Source records:
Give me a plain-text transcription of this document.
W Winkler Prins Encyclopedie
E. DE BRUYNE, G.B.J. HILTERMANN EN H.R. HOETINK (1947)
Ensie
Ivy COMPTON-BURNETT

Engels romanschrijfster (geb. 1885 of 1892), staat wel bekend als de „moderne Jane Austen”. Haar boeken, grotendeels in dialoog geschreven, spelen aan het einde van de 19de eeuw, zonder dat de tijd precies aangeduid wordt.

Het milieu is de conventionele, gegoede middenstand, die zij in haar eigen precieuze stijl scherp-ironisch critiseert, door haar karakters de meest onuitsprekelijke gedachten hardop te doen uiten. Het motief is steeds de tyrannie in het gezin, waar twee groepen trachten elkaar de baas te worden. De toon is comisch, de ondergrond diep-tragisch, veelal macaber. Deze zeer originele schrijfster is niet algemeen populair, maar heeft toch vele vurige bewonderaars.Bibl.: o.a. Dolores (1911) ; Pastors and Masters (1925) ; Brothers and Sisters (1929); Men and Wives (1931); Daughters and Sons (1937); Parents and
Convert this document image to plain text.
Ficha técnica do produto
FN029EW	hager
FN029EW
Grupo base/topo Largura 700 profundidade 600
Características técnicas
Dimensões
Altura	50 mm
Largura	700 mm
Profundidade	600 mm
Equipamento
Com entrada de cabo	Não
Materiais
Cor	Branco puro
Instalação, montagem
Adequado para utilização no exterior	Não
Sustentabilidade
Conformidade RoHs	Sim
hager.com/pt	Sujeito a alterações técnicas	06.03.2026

### SHORT TASK:
From the entries above, copy every line that holds the word "técnicas".

### EXPECTED OUTPUT:
Características técnicas
hager.com/pt	Sujeito a alterações técnicas	06.03.2026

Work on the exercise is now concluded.